▶ [REQUIRED WORK] Collect all lines from the records below that include the word "name".
--- Begin MATERIAL FOR THE TASK ---
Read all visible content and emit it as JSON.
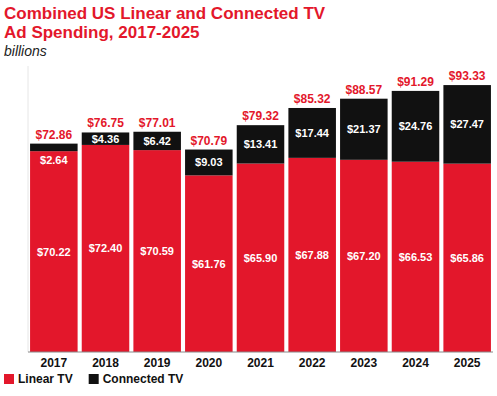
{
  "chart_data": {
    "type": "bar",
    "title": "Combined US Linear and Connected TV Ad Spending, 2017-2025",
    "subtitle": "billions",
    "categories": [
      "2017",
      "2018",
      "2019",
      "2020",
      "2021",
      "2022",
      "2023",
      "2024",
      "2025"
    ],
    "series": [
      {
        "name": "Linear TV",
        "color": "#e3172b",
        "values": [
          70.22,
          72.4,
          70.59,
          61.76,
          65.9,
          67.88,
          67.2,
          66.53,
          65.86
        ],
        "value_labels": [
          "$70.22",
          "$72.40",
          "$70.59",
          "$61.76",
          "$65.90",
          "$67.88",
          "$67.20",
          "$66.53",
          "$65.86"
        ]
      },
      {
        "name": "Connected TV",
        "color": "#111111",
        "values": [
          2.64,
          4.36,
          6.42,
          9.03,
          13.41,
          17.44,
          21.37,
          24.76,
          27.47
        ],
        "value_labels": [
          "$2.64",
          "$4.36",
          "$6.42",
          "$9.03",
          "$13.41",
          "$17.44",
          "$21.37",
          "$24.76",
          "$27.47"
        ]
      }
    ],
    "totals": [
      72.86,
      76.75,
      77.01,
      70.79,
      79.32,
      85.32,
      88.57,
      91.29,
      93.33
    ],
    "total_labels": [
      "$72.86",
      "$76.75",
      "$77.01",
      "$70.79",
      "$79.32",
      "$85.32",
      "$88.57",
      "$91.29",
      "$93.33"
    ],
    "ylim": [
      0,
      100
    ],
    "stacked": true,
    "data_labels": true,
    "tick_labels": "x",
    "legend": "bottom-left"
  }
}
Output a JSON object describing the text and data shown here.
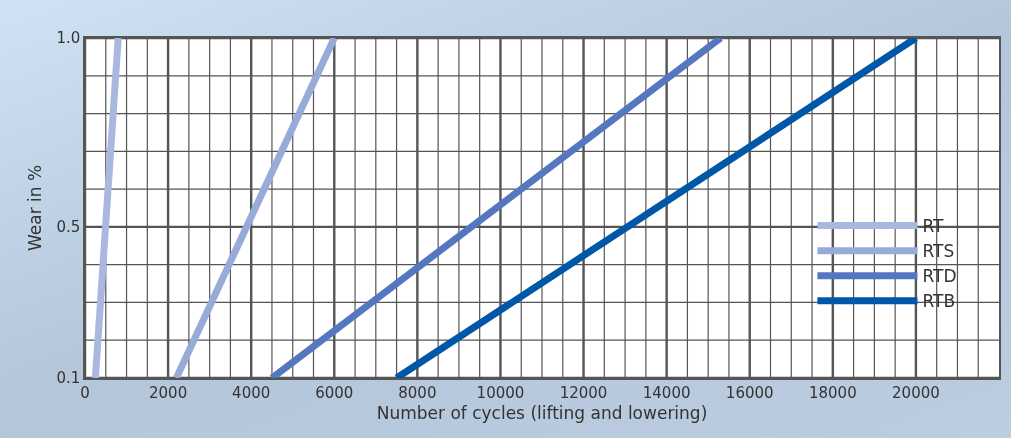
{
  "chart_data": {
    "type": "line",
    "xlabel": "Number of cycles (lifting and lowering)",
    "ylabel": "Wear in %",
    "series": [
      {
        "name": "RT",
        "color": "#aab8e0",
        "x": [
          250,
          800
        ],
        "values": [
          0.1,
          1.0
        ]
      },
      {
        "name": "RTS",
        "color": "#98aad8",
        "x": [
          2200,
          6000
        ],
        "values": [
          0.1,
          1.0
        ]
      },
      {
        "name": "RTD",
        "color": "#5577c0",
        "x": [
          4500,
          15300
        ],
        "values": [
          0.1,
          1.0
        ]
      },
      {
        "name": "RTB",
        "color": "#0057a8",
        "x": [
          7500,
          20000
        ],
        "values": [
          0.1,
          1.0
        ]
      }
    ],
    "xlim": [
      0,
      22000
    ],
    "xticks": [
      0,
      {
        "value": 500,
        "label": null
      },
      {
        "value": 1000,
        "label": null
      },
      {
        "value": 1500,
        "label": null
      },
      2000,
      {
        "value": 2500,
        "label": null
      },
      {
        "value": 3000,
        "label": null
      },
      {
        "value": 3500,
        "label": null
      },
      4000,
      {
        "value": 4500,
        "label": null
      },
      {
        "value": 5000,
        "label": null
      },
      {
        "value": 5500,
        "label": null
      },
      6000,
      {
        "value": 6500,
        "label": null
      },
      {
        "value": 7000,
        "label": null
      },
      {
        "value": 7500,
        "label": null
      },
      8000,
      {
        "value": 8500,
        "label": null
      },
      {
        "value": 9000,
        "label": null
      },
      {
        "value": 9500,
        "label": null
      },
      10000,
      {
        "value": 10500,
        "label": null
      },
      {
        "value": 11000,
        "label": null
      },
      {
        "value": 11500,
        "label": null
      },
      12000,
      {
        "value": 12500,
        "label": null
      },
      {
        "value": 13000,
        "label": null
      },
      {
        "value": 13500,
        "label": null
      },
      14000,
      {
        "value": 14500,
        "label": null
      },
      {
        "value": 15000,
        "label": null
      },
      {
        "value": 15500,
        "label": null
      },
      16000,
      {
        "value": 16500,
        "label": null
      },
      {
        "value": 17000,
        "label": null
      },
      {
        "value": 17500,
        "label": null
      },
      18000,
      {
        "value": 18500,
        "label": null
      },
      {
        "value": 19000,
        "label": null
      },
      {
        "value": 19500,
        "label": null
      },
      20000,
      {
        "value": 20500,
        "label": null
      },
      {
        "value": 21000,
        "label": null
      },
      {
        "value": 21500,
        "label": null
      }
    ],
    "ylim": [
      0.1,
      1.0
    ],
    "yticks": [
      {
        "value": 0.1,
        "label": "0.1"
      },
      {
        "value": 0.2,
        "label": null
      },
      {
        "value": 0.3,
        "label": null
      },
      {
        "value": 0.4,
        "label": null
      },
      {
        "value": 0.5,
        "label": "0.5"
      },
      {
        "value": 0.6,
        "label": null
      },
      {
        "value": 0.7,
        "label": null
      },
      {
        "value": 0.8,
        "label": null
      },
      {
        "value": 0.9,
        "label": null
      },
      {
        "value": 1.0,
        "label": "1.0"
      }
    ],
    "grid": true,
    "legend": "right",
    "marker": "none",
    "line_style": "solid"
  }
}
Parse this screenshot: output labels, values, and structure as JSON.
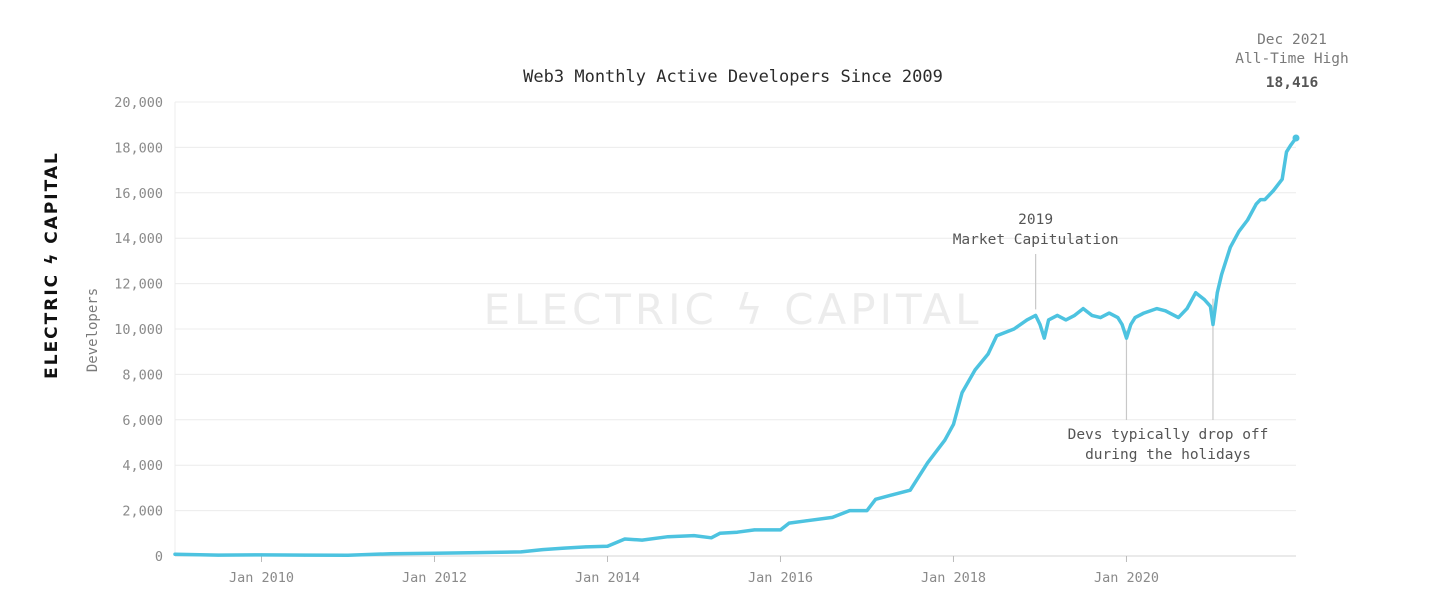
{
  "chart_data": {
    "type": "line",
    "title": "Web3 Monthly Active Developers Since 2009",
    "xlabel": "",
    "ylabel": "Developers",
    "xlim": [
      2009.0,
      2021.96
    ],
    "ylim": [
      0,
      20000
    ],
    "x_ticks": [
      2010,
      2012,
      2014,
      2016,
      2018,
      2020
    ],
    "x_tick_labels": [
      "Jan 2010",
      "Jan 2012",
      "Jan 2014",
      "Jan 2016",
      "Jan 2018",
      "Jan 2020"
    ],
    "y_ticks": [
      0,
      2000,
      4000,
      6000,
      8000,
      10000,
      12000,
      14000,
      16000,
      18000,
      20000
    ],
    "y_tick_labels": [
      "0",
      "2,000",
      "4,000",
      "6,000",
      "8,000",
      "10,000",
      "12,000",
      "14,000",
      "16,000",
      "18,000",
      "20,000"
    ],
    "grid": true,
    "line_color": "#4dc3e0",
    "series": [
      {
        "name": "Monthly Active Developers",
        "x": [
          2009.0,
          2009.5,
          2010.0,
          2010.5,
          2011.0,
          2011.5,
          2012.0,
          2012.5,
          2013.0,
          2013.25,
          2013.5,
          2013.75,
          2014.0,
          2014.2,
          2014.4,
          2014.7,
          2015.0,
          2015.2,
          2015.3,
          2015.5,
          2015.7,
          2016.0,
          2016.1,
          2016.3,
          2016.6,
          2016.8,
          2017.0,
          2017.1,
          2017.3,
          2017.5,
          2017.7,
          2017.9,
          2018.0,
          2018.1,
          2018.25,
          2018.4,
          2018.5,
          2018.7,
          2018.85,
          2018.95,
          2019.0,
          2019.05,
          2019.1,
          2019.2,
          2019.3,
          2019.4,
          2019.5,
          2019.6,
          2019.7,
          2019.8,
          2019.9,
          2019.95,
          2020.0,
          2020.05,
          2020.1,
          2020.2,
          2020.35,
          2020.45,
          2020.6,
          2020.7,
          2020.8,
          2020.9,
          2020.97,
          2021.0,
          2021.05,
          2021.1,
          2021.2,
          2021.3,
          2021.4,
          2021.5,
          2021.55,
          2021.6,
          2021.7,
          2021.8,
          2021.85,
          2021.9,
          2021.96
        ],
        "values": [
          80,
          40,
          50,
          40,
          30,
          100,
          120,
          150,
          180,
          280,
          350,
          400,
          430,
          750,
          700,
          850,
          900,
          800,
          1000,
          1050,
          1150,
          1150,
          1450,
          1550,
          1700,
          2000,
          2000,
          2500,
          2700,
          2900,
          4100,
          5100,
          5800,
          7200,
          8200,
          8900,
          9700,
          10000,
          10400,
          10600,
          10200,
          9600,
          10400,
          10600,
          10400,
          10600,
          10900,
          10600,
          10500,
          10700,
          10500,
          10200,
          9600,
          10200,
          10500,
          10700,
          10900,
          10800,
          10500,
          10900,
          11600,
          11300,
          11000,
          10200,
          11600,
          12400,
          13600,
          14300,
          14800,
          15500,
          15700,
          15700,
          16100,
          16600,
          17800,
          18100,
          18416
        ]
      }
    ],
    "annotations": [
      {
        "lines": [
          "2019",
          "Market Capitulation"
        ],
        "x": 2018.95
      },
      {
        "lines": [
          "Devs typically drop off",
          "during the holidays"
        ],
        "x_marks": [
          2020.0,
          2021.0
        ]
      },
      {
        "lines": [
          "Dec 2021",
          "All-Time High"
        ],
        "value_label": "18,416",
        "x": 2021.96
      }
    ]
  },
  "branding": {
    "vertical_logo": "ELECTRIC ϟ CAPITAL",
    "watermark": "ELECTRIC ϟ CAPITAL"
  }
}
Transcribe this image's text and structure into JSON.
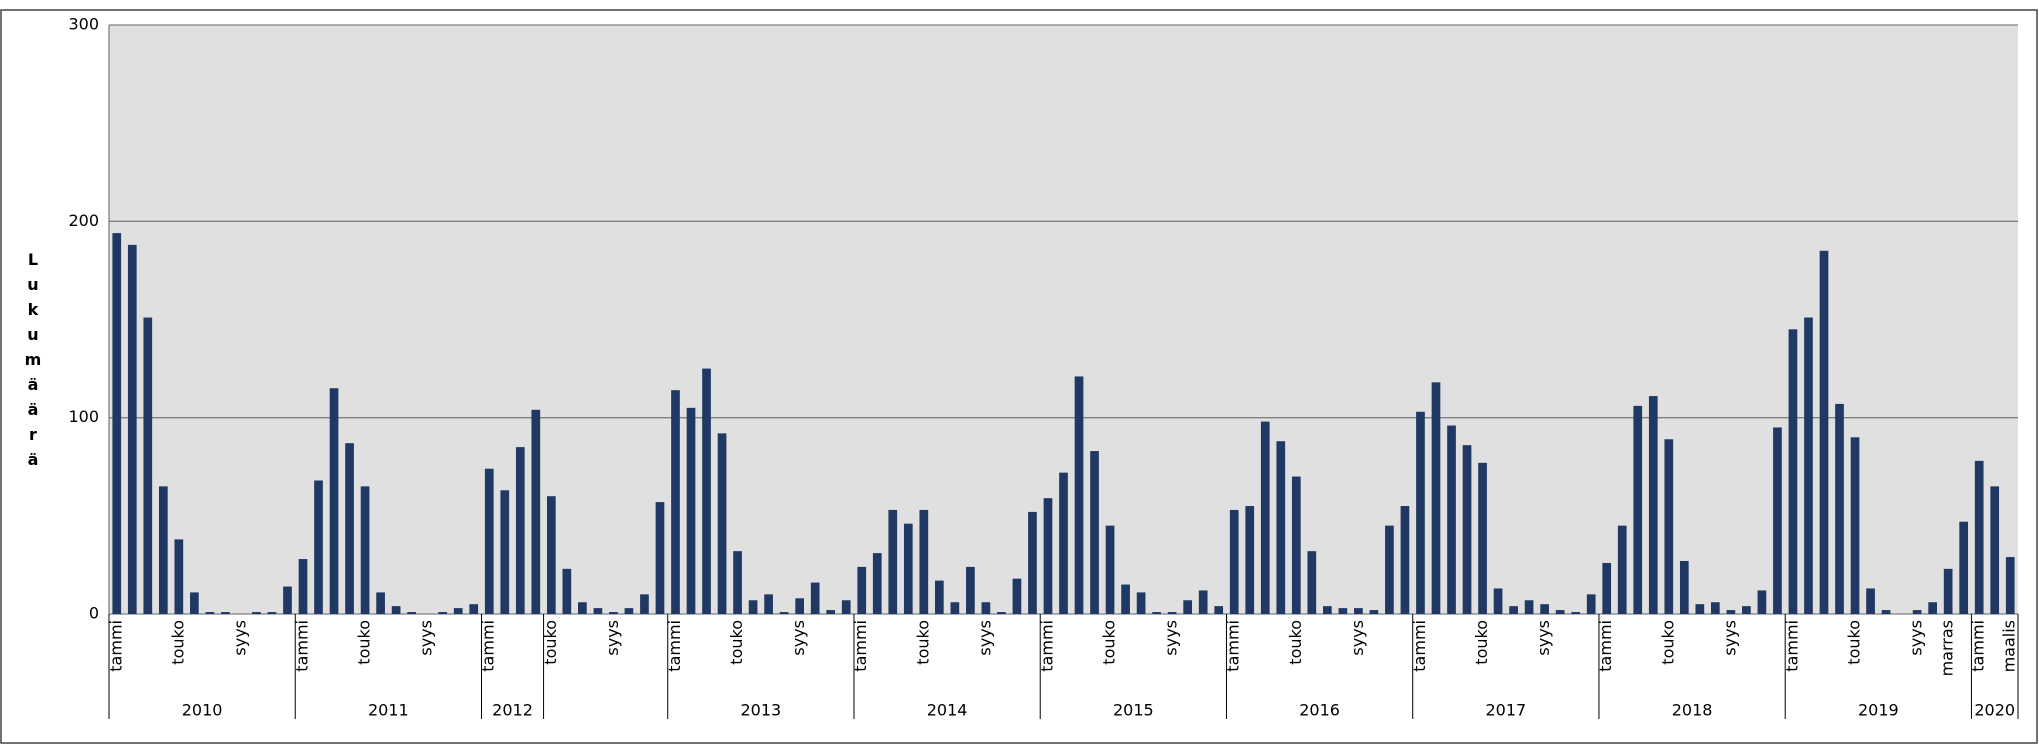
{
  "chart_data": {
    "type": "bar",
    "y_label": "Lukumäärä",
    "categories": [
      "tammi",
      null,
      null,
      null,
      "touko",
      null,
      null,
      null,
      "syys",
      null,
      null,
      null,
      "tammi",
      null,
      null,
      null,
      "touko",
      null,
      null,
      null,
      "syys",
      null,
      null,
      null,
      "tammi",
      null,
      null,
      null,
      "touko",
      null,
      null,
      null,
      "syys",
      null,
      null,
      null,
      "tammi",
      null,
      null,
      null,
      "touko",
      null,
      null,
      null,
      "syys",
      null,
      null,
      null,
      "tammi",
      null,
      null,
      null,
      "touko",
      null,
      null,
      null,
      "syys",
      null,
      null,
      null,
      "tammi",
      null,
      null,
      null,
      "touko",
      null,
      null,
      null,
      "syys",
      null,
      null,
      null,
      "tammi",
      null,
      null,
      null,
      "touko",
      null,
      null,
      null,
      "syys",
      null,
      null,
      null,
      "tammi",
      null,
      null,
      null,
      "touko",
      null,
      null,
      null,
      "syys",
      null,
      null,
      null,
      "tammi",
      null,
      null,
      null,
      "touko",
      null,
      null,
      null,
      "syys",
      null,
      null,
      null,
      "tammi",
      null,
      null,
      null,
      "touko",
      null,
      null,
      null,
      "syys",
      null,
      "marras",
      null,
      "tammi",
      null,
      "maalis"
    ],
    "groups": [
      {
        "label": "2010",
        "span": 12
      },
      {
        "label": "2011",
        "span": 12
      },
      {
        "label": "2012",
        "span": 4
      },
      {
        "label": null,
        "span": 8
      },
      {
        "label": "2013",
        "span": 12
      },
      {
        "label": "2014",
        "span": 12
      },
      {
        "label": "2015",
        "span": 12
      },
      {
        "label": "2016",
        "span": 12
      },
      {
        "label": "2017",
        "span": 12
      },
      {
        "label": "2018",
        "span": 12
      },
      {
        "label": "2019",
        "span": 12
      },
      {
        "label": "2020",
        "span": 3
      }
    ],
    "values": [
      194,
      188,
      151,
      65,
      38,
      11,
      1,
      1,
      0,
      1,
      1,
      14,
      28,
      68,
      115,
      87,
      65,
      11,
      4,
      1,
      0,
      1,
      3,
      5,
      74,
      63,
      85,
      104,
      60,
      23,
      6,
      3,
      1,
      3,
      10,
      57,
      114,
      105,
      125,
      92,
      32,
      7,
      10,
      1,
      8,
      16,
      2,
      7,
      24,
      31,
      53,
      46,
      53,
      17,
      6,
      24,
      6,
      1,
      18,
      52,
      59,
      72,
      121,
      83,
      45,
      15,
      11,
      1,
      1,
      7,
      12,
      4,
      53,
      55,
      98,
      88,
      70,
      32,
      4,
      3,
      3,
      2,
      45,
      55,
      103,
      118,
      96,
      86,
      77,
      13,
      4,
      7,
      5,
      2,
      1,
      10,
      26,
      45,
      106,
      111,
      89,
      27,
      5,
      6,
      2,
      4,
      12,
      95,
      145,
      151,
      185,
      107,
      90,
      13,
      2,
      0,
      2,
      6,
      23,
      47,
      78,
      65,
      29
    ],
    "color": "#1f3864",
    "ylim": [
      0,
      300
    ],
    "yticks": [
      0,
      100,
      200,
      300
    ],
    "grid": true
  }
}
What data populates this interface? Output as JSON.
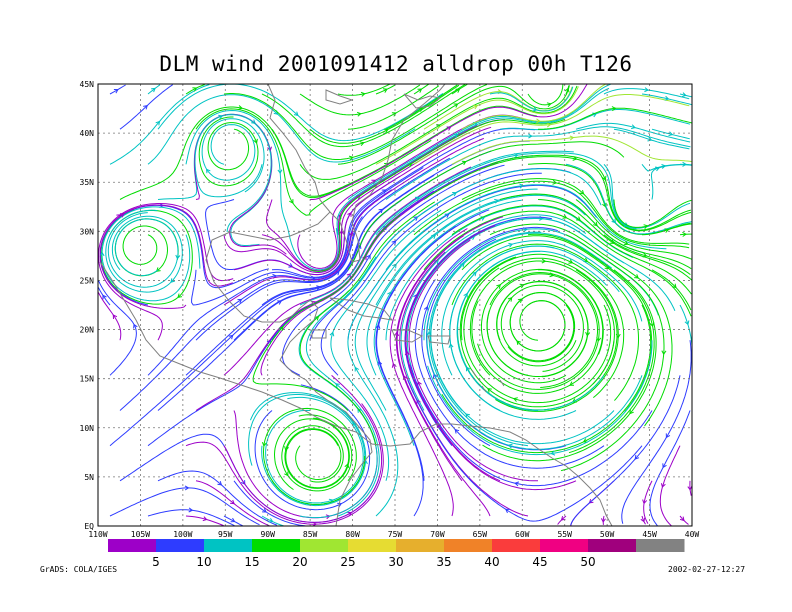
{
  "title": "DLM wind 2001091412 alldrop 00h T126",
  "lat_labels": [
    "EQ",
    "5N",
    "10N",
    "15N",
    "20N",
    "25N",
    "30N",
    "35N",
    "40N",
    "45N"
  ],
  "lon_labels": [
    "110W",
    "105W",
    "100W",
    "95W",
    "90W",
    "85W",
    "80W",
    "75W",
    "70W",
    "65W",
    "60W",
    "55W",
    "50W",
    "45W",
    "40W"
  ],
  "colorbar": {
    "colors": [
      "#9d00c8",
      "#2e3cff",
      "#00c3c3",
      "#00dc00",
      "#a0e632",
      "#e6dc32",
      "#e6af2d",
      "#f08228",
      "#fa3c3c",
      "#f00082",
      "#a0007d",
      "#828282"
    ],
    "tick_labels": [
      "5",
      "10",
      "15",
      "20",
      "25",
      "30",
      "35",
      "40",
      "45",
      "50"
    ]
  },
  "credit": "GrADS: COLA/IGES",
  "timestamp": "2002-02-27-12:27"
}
--- End MATERIAL FOR THE TASK ---
▶ [COMPLETED EXERCISE]
        "name": "Linear TV",
        "name": "Connected TV",
        "name": "RT",
        "name": "RTS",
        "name": "RTD",
        "name": "RTB",
        "name": "Monthly Active Developers",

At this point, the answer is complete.